Task
Copy every line of the records below verbatim, changing nothing.

[Dataset records]

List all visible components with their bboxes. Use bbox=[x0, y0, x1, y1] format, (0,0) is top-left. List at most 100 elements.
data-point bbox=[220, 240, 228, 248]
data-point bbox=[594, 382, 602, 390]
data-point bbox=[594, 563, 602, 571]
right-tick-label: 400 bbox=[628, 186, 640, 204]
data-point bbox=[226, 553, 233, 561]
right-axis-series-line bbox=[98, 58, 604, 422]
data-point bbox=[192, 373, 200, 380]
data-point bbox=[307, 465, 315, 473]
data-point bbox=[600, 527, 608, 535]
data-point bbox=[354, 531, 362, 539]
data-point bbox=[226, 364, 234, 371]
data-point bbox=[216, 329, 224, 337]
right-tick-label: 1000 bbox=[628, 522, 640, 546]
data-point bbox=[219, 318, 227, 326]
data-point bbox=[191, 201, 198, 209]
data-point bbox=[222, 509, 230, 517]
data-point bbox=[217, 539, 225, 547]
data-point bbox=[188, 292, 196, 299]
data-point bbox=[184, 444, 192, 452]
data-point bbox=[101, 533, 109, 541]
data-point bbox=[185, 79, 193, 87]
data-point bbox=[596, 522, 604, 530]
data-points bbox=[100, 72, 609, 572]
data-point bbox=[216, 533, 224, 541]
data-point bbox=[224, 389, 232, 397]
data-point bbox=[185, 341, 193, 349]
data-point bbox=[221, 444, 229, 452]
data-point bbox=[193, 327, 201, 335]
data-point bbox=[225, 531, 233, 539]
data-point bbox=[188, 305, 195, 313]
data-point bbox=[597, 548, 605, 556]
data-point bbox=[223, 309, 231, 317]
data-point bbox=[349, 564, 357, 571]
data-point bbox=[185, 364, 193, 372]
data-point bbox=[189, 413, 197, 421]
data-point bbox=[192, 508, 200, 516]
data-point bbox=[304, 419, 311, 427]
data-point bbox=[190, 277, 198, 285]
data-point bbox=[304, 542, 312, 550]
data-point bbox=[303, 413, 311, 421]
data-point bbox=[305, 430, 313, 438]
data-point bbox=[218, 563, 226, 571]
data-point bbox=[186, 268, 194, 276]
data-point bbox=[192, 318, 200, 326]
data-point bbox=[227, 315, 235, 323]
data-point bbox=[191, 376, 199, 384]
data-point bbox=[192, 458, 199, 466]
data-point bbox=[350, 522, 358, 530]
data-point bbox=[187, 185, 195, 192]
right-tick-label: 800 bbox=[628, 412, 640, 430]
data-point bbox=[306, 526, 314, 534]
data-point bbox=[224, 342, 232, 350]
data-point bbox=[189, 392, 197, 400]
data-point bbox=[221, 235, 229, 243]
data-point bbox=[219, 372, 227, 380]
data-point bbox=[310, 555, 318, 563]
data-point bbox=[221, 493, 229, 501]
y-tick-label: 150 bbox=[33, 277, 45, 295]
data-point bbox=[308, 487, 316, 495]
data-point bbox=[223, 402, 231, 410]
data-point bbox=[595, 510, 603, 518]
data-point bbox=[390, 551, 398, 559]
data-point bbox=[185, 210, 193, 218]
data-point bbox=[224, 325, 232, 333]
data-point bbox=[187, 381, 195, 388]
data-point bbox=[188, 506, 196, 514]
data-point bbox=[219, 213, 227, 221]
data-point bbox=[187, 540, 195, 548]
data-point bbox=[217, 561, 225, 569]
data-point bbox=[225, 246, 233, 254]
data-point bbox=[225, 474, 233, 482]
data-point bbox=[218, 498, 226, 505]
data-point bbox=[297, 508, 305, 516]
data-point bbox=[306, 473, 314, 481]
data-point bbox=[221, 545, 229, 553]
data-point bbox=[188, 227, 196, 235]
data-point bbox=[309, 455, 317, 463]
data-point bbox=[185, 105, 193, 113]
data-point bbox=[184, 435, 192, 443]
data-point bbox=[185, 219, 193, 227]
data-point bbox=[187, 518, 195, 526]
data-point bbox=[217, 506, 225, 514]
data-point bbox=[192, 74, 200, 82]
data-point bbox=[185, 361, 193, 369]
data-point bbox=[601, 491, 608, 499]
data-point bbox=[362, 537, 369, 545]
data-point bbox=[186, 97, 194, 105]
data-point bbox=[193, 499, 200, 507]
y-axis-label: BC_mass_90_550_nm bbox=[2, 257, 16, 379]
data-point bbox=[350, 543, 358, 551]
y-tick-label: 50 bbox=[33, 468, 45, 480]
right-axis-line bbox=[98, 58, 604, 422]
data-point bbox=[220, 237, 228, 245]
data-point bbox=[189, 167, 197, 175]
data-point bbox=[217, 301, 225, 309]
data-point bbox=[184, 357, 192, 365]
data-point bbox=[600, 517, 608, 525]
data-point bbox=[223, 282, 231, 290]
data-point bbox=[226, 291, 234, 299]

Result of the task
List all visible components with their bboxes. Use bbox=[x0, y0, x1, y1] format, (0,0) is top-left. List at most 100 elements.
data-point bbox=[220, 240, 228, 248]
data-point bbox=[594, 382, 602, 390]
data-point bbox=[594, 563, 602, 571]
right-tick-label: 400 bbox=[628, 186, 640, 204]
data-point bbox=[226, 553, 233, 561]
right-axis-series-line bbox=[98, 58, 604, 422]
data-point bbox=[192, 373, 200, 380]
data-point bbox=[307, 465, 315, 473]
data-point bbox=[600, 527, 608, 535]
data-point bbox=[354, 531, 362, 539]
data-point bbox=[226, 364, 234, 371]
data-point bbox=[216, 329, 224, 337]
right-tick-label: 1000 bbox=[628, 522, 640, 546]
data-point bbox=[219, 318, 227, 326]
data-point bbox=[191, 201, 198, 209]
data-point bbox=[222, 509, 230, 517]
data-point bbox=[217, 539, 225, 547]
data-point bbox=[188, 292, 196, 299]
data-point bbox=[184, 444, 192, 452]
data-point bbox=[101, 533, 109, 541]
data-point bbox=[185, 79, 193, 87]
data-point bbox=[596, 522, 604, 530]
data-points bbox=[100, 72, 609, 572]
data-point bbox=[216, 533, 224, 541]
data-point bbox=[224, 389, 232, 397]
data-point bbox=[185, 341, 193, 349]
data-point bbox=[221, 444, 229, 452]
data-point bbox=[193, 327, 201, 335]
data-point bbox=[225, 531, 233, 539]
data-point bbox=[188, 305, 195, 313]
data-point bbox=[597, 548, 605, 556]
data-point bbox=[223, 309, 231, 317]
data-point bbox=[349, 564, 357, 571]
data-point bbox=[185, 364, 193, 372]
data-point bbox=[189, 413, 197, 421]
data-point bbox=[192, 508, 200, 516]
data-point bbox=[304, 419, 311, 427]
data-point bbox=[190, 277, 198, 285]
data-point bbox=[304, 542, 312, 550]
data-point bbox=[303, 413, 311, 421]
data-point bbox=[305, 430, 313, 438]
data-point bbox=[218, 563, 226, 571]
data-point bbox=[186, 268, 194, 276]
data-point bbox=[192, 318, 200, 326]
data-point bbox=[227, 315, 235, 323]
data-point bbox=[191, 376, 199, 384]
data-point bbox=[192, 458, 199, 466]
data-point bbox=[350, 522, 358, 530]
data-point bbox=[187, 185, 195, 192]
right-tick-label: 800 bbox=[628, 412, 640, 430]
data-point bbox=[306, 526, 314, 534]
data-point bbox=[224, 342, 232, 350]
data-point bbox=[189, 392, 197, 400]
data-point bbox=[221, 235, 229, 243]
data-point bbox=[219, 372, 227, 380]
data-point bbox=[310, 555, 318, 563]
data-point bbox=[221, 493, 229, 501]
y-tick-label: 150 bbox=[33, 277, 45, 295]
data-point bbox=[308, 487, 316, 495]
data-point bbox=[223, 402, 231, 410]
data-point bbox=[595, 510, 603, 518]
data-point bbox=[390, 551, 398, 559]
data-point bbox=[185, 210, 193, 218]
data-point bbox=[224, 325, 232, 333]
data-point bbox=[187, 381, 195, 388]
data-point bbox=[188, 506, 196, 514]
data-point bbox=[219, 213, 227, 221]
data-point bbox=[187, 540, 195, 548]
data-point bbox=[217, 561, 225, 569]
data-point bbox=[225, 246, 233, 254]
data-point bbox=[225, 474, 233, 482]
data-point bbox=[218, 498, 226, 505]
data-point bbox=[297, 508, 305, 516]
data-point bbox=[306, 473, 314, 481]
data-point bbox=[221, 545, 229, 553]
data-point bbox=[188, 227, 196, 235]
data-point bbox=[309, 455, 317, 463]
data-point bbox=[185, 105, 193, 113]
data-point bbox=[184, 435, 192, 443]
data-point bbox=[185, 219, 193, 227]
data-point bbox=[187, 518, 195, 526]
data-point bbox=[217, 506, 225, 514]
data-point bbox=[192, 74, 200, 82]
data-point bbox=[185, 361, 193, 369]
data-point bbox=[601, 491, 608, 499]
data-point bbox=[362, 537, 369, 545]
data-point bbox=[186, 97, 194, 105]
data-point bbox=[193, 499, 200, 507]
y-axis-label: BC_mass_90_550_nm bbox=[2, 257, 16, 379]
data-point bbox=[350, 543, 358, 551]
y-tick-label: 50 bbox=[33, 468, 45, 480]
right-axis-line bbox=[98, 58, 604, 422]
data-point bbox=[220, 237, 228, 245]
data-point bbox=[189, 167, 197, 175]
data-point bbox=[217, 301, 225, 309]
data-point bbox=[184, 357, 192, 365]
data-point bbox=[600, 517, 608, 525]
data-point bbox=[223, 282, 231, 290]
data-point bbox=[226, 291, 234, 299]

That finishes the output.